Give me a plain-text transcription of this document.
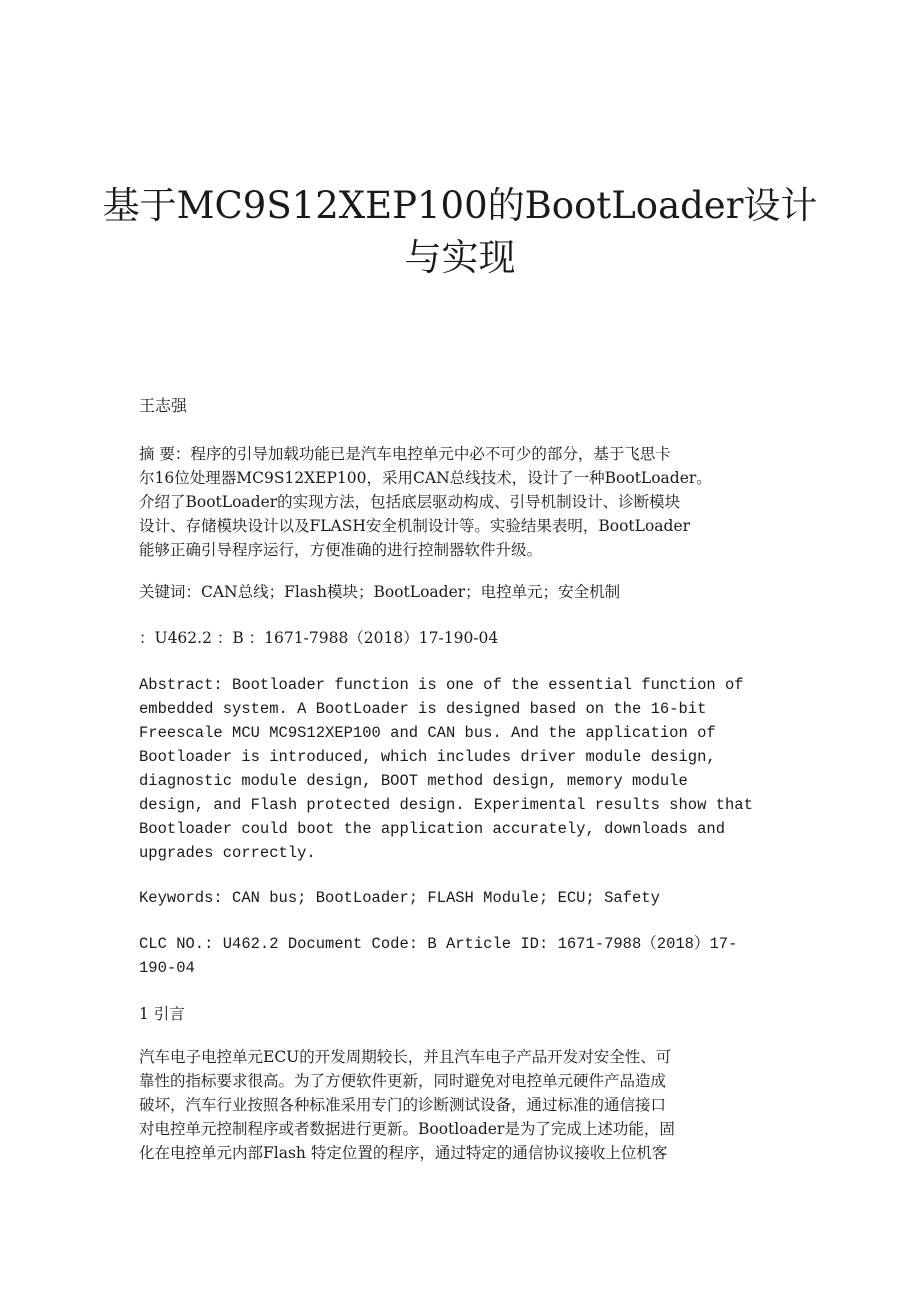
基于MC9S12XEP100的BootLoader设计
与实现

王志强

摘 要：程序的引导加载功能已是汽车电控单元中必不可少的部分，基于飞思卡
尔16位处理器MC9S12XEP100，采用CAN总线技术，设计了一种BootLoader。
介绍了BootLoader的实现方法，包括底层驱动构成、引导机制设计、诊断模块
设计、存储模块设计以及FLASH安全机制设计等。实验结果表明，BootLoader
能够正确引导程序运行，方便准确的进行控制器软件升级。

关键词：CAN总线；Flash模块；BootLoader；电控单元；安全机制

：U462.2 ：B ：1671-7988（2018）17-190-04

Abstract: Bootloader function is one of the essential function of
embedded system. A BootLoader is designed based on the 16-bit
Freescale MCU MC9S12XEP100 and CAN bus. And the application of
Bootloader is introduced, which includes driver module design,
diagnostic module design, BOOT method design, memory module
design, and Flash protected design. Experimental results show that
Bootloader could boot the application accurately, downloads and
upgrades correctly.

Keywords: CAN bus; BootLoader; FLASH Module; ECU; Safety

CLC NO.: U462.2 Document Code: B Article ID: 1671-7988（2018）17-
190-04

1 引言

汽车电子电控单元ECU的开发周期较长，并且汽车电子产品开发对安全性、可
靠性的指标要求很高。为了方便软件更新，同时避免对电控单元硬件产品造成
破坏，汽车行业按照各种标准采用专门的诊断测试设备，通过标准的通信接口
对电控单元控制程序或者数据进行更新。Bootloader是为了完成上述功能，固
化在电控单元内部Flash 特定位置的程序，通过特定的通信协议接收上位机客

▬▬▬▬▬▬

JOB: Write out the listing above exactly as it stands, pictures excluded.

RESPONSE:
Give me a plain-text transcription of this document.
基于MC9S12XEP100的BootLoader设计
与实现

王志强

摘 要：程序的引导加载功能已是汽车电控单元中必不可少的部分，基于飞思卡
尔16位处理器MC9S12XEP100，采用CAN总线技术，设计了一种BootLoader。
介绍了BootLoader的实现方法，包括底层驱动构成、引导机制设计、诊断模块
设计、存储模块设计以及FLASH安全机制设计等。实验结果表明，BootLoader
能够正确引导程序运行，方便准确的进行控制器软件升级。

关键词：CAN总线；Flash模块；BootLoader；电控单元；安全机制

：U462.2 ：B ：1671-7988（2018）17-190-04

Abstract: Bootloader function is one of the essential function of
embedded system. A BootLoader is designed based on the 16-bit
Freescale MCU MC9S12XEP100 and CAN bus. And the application of
Bootloader is introduced, which includes driver module design,
diagnostic module design, BOOT method design, memory module
design, and Flash protected design. Experimental results show that
Bootloader could boot the application accurately, downloads and
upgrades correctly.

Keywords: CAN bus; BootLoader; FLASH Module; ECU; Safety

CLC NO.: U462.2 Document Code: B Article ID: 1671-7988（2018）17-
190-04

1 引言

汽车电子电控单元ECU的开发周期较长，并且汽车电子产品开发对安全性、可
靠性的指标要求很高。为了方便软件更新，同时避免对电控单元硬件产品造成
破坏，汽车行业按照各种标准采用专门的诊断测试设备，通过标准的通信接口
对电控单元控制程序或者数据进行更新。Bootloader是为了完成上述功能，固
化在电控单元内部Flash 特定位置的程序，通过特定的通信协议接收上位机客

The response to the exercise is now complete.